>> start

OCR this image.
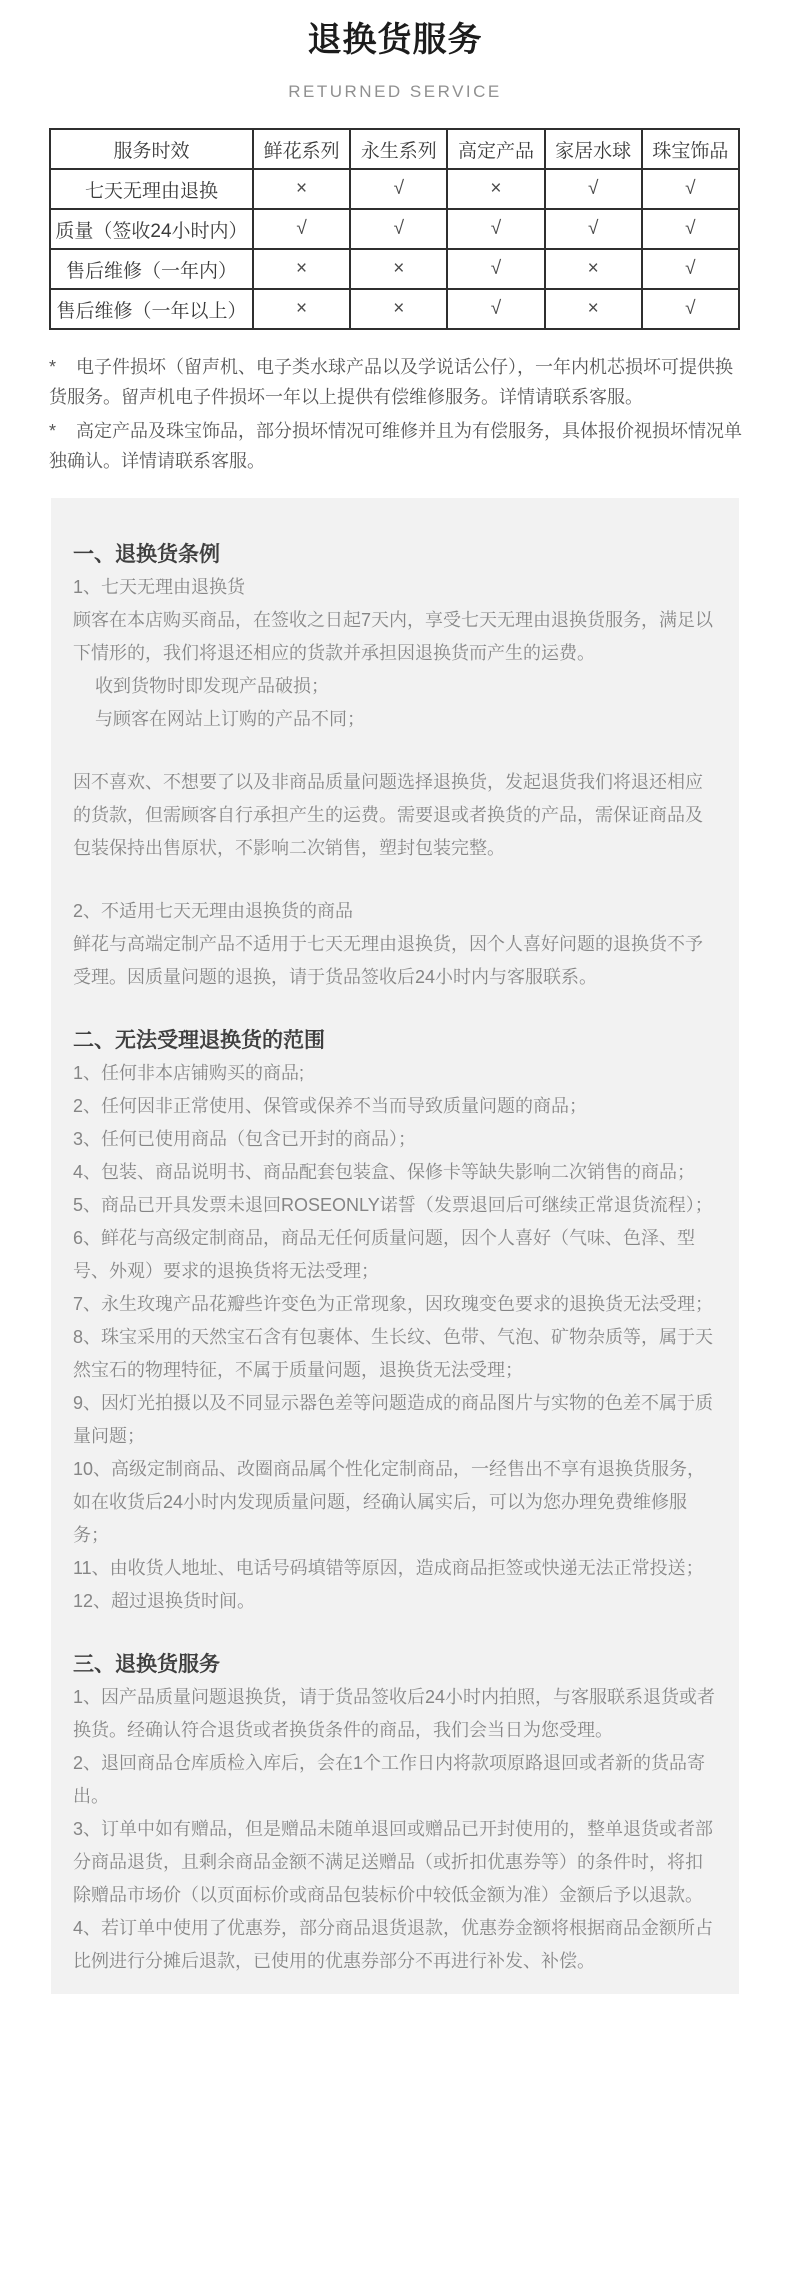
退换货服务
RETURNED SERVICE
服务时效	鲜花系列	永生系列	高定产品	家居水球	珠宝饰品
七天无理由退换	×	√	×	√	√
质量（签收24小时内）	√	√	√	√	√
售后维修（一年内）	×	×	√	×	√
售后维修（一年以上）	×	×	√	×	√

*    电子件损坏（留声机、电子类水球产品以及学说话公仔），一年内机芯损坏可提供换货服务。留声机电子件损坏一年以上提供有偿维修服务。详情请联系客服。

*    高定产品及珠宝饰品，部分损坏情况可维修并且为有偿服务，具体报价视损坏情况单独确认。详情请联系客服。

一、退换货条例

1、七天无理由退换货

顾客在本店购买商品，在签收之日起7天内，享受七天无理由退换货服务，满足以下情形的，我们将退还相应的货款并承担因退换货而产生的运费。

收到货物时即发现产品破损；

与顾客在网站上订购的产品不同；

因不喜欢、不想要了以及非商品质量问题选择退换货，发起退货我们将退还相应的货款，但需顾客自行承担产生的运费。需要退或者换货的产品，需保证商品及包装保持出售原状，不影响二次销售，塑封包装完整。

2、不适用七天无理由退换货的商品

鲜花与高端定制产品不适用于七天无理由退换货，因个人喜好问题的退换货不予受理。因质量问题的退换，请于货品签收后24小时内与客服联系。

二、无法受理退换货的范围

1、任何非本店铺购买的商品;

2、任何因非正常使用、保管或保养不当而导致质量问题的商品；

3、任何已使用商品（包含已开封的商品）；

4、包装、商品说明书、商品配套包装盒、保修卡等缺失影响二次销售的商品；

5、商品已开具发票未退回ROSEONLY诺誓（发票退回后可继续正常退货流程）；

6、鲜花与高级定制商品，商品无任何质量问题，因个人喜好（气味、色泽、型号、外观）要求的退换货将无法受理；

7、永生玫瑰产品花瓣些许变色为正常现象，因玫瑰变色要求的退换货无法受理；

8、珠宝采用的天然宝石含有包裹体、生长纹、色带、气泡、矿物杂质等，属于天然宝石的物理特征，不属于质量问题，退换货无法受理；

9、因灯光拍摄以及不同显示器色差等问题造成的商品图片与实物的色差不属于质量问题；

10、高级定制商品、改圈商品属个性化定制商品，一经售出不享有退换货服务，如在收货后24小时内发现质量问题，经确认属实后，可以为您办理免费维修服务；

11、由收货人地址、电话号码填错等原因，造成商品拒签或快递无法正常投送；

12、超过退换货时间。

三、退换货服务

1、因产品质量问题退换货，请于货品签收后24小时内拍照，与客服联系退货或者换货。经确认符合退货或者换货条件的商品，我们会当日为您受理。

2、退回商品仓库质检入库后，会在1个工作日内将款项原路退回或者新的货品寄出。

3、订单中如有赠品，但是赠品未随单退回或赠品已开封使用的，整单退货或者部分商品退货，且剩余商品金额不满足送赠品（或折扣优惠券等）的条件时，将扣除赠品市场价（以页面标价或商品包装标价中较低金额为准）金额后予以退款。

4、若订单中使用了优惠券，部分商品退货退款，优惠券金额将根据商品金额所占比例进行分摊后退款，已使用的优惠券部分不再进行补发、补偿。
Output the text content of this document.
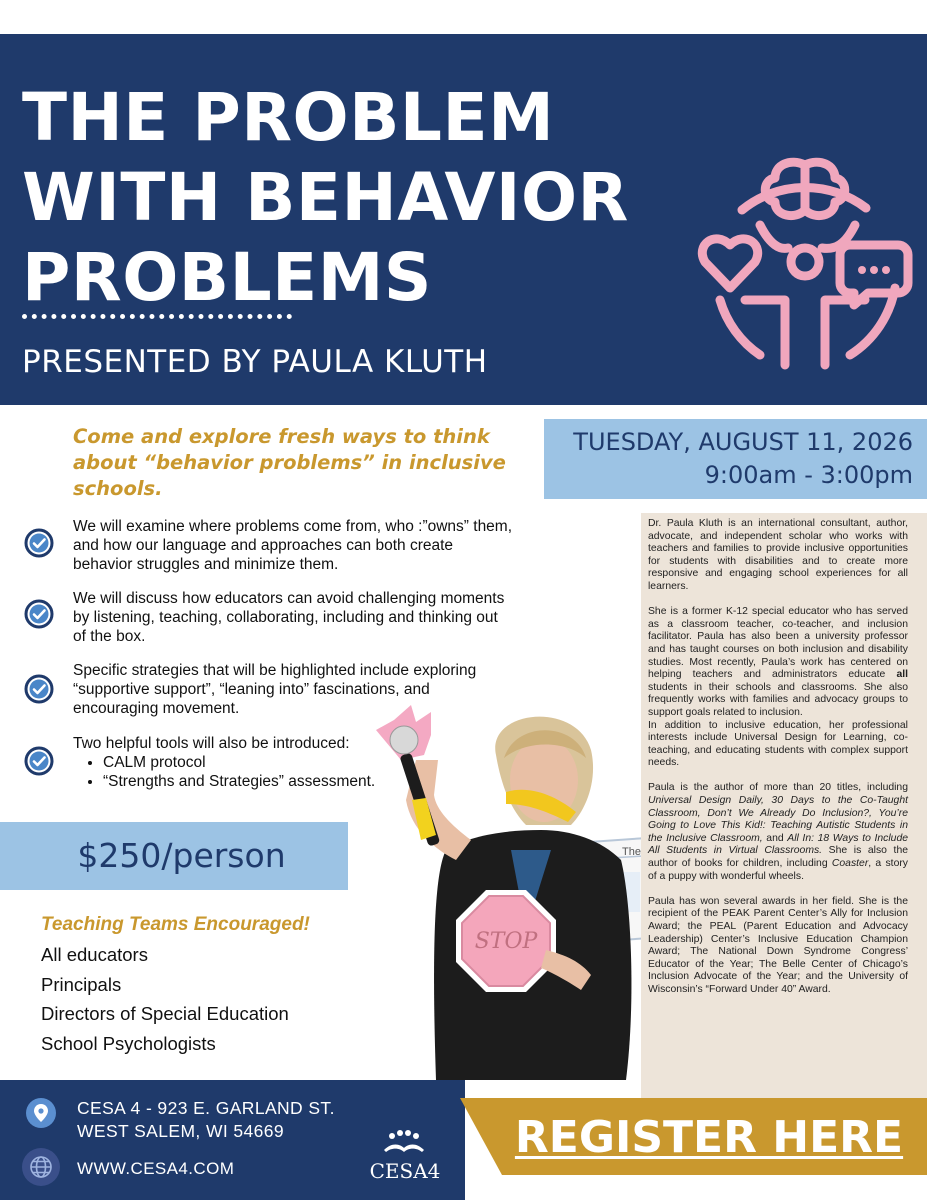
THE PROBLEM WITH BEHAVIOR PROBLEMS
PRESENTED BY PAULA KLUTH
Come and explore fresh ways to think about “behavior problems” in inclusive schools.
TUESDAY, AUGUST 11, 2026
9:00am - 3:00pm
We will examine where problems come from, who :”owns” them, and how our language and approaches can both create behavior struggles and minimize them.
We will discuss how educators can avoid challenging moments by listening, teaching, collaborating, including and thinking out of the box.
Specific strategies that will be highlighted include exploring “supportive support”, “leaning into” fascinations, and encouraging movement.
Two helpful tools will also be introduced:
• CALM protocol
• “Strengths and Strategies” assessment.
The
STOP
$250/person
Teaching Teams Encouraged!
All educators
Principals
Directors of Special Education
School Psychologists

Dr. Paula Kluth is an international consultant, author, advocate, and independent scholar who works with teachers and families to provide inclusive opportunities for students with disabilities and to create more responsive and engaging school experiences for all learners.

She is a former K-12 special educator who has served as a classroom teacher, co-teacher, and inclusion facilitator. Paula has also been a university professor and has taught courses on both inclusion and disability studies. Most recently, Paula’s work has centered on helping teachers and administrators educate all students in their schools and classrooms. She also frequently works with families and advocacy groups to support goals related to inclusion.

In addition to inclusive education, her professional interests include Universal Design for Learning, co-teaching, and educating students with complex support needs.

Paula is the author of more than 20 titles, including Universal Design Daily, 30 Days to the Co-Taught Classroom, Don’t We Already Do Inclusion?, You’re Going to Love This Kid!: Teaching Autistic Students in the Inclusive Classroom, and All In: 18 Ways to Include All Students in Virtual Classrooms. She is also the author of books for children, including Coaster, a story of a puppy with wonderful wheels.

Paula has won several awards in her field. She is the recipient of the PEAK Parent Center’s Ally for Inclusion Award; the PEAL (Parent Education and Advocacy Leadership) Center’s Inclusive Education Champion Award; The National Down Syndrome Congress’ Educator of the Year; The Belle Center of Chicago’s Inclusion Advocate of the Year; and the University of Wisconsin’s “Forward Under 40” Award.

CESA 4 - 923 E. GARLAND ST.
WEST SALEM, WI 54669
WWW.CESA4.COM	CESA4
REGISTER HERE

>> end

Transcribe each entry precisely as given, leaving the pictures out.

OCR this image.
退换货服务
RETURNED SERVICE
服务时效	鲜花系列	永生系列	高定产品	家居水球	珠宝饰品
七天无理由退换	×	√	×	√	√
质量（签收24小时内）	√	√	√	√	√
售后维修（一年内）	×	×	√	×	√
售后维修（一年以上）	×	×	√	×	√

*    电子件损坏（留声机、电子类水球产品以及学说话公仔），一年内机芯损坏可提供换货服务。留声机电子件损坏一年以上提供有偿维修服务。详情请联系客服。

*    高定产品及珠宝饰品，部分损坏情况可维修并且为有偿服务，具体报价视损坏情况单独确认。详情请联系客服。

一、退换货条例

1、七天无理由退换货

顾客在本店购买商品，在签收之日起7天内，享受七天无理由退换货服务，满足以下情形的，我们将退还相应的货款并承担因退换货而产生的运费。

收到货物时即发现产品破损；

与顾客在网站上订购的产品不同；

因不喜欢、不想要了以及非商品质量问题选择退换货，发起退货我们将退还相应的货款，但需顾客自行承担产生的运费。需要退或者换货的产品，需保证商品及包装保持出售原状，不影响二次销售，塑封包装完整。

2、不适用七天无理由退换货的商品

鲜花与高端定制产品不适用于七天无理由退换货，因个人喜好问题的退换货不予受理。因质量问题的退换，请于货品签收后24小时内与客服联系。

二、无法受理退换货的范围

1、任何非本店铺购买的商品;

2、任何因非正常使用、保管或保养不当而导致质量问题的商品；

3、任何已使用商品（包含已开封的商品）；

4、包装、商品说明书、商品配套包装盒、保修卡等缺失影响二次销售的商品；

5、商品已开具发票未退回ROSEONLY诺誓（发票退回后可继续正常退货流程）；

6、鲜花与高级定制商品，商品无任何质量问题，因个人喜好（气味、色泽、型号、外观）要求的退换货将无法受理；

7、永生玫瑰产品花瓣些许变色为正常现象，因玫瑰变色要求的退换货无法受理；

8、珠宝采用的天然宝石含有包裹体、生长纹、色带、气泡、矿物杂质等，属于天然宝石的物理特征，不属于质量问题，退换货无法受理；

9、因灯光拍摄以及不同显示器色差等问题造成的商品图片与实物的色差不属于质量问题；

10、高级定制商品、改圈商品属个性化定制商品，一经售出不享有退换货服务，如在收货后24小时内发现质量问题，经确认属实后，可以为您办理免费维修服务；

11、由收货人地址、电话号码填错等原因，造成商品拒签或快递无法正常投送；

12、超过退换货时间。

三、退换货服务

1、因产品质量问题退换货，请于货品签收后24小时内拍照，与客服联系退货或者换货。经确认符合退货或者换货条件的商品，我们会当日为您受理。

2、退回商品仓库质检入库后，会在1个工作日内将款项原路退回或者新的货品寄出。

3、订单中如有赠品，但是赠品未随单退回或赠品已开封使用的，整单退货或者部分商品退货，且剩余商品金额不满足送赠品（或折扣优惠券等）的条件时，将扣除赠品市场价（以页面标价或商品包装标价中较低金额为准）金额后予以退款。

4、若订单中使用了优惠券，部分商品退货退款，优惠券金额将根据商品金额所占比例进行分摊后退款，已使用的优惠券部分不再进行补发、补偿。
Output the text content of this document.
THE PROBLEM WITH BEHAVIOR PROBLEMS
PRESENTED BY PAULA KLUTH
Come and explore fresh ways to think about “behavior problems” in inclusive schools.
TUESDAY, AUGUST 11, 2026
9:00am - 3:00pm
We will examine where problems come from, who :”owns” them, and how our language and approaches can both create behavior struggles and minimize them.
We will discuss how educators can avoid challenging moments by listening, teaching, collaborating, including and thinking out of the box.
Specific strategies that will be highlighted include exploring “supportive support”, “leaning into” fascinations, and encouraging movement.
Two helpful tools will also be introduced:
• CALM protocol
• “Strengths and Strategies” assessment.
The
STOP
$250/person
Teaching Teams Encouraged!
All educators
Principals
Directors of Special Education
School Psychologists

Dr. Paula Kluth is an international consultant, author, advocate, and independent scholar who works with teachers and families to provide inclusive opportunities for students with disabilities and to create more responsive and engaging school experiences for all learners.

She is a former K-12 special educator who has served as a classroom teacher, co-teacher, and inclusion facilitator. Paula has also been a university professor and has taught courses on both inclusion and disability studies. Most recently, Paula’s work has centered on helping teachers and administrators educate all students in their schools and classrooms. She also frequently works with families and advocacy groups to support goals related to inclusion.

In addition to inclusive education, her professional interests include Universal Design for Learning, co-teaching, and educating students with complex support needs.

Paula is the author of more than 20 titles, including Universal Design Daily, 30 Days to the Co-Taught Classroom, Don’t We Already Do Inclusion?, You’re Going to Love This Kid!: Teaching Autistic Students in the Inclusive Classroom, and All In: 18 Ways to Include All Students in Virtual Classrooms. She is also the author of books for children, including Coaster, a story of a puppy with wonderful wheels.

Paula has won several awards in her field. She is the recipient of the PEAK Parent Center’s Ally for Inclusion Award; the PEAL (Parent Education and Advocacy Leadership) Center’s Inclusive Education Champion Award; The National Down Syndrome Congress’ Educator of the Year; The Belle Center of Chicago’s Inclusion Advocate of the Year; and the University of Wisconsin’s “Forward Under 40” Award.

CESA 4 - 923 E. GARLAND ST.
WEST SALEM, WI 54669
WWW.CESA4.COM	CESA4
REGISTER HERE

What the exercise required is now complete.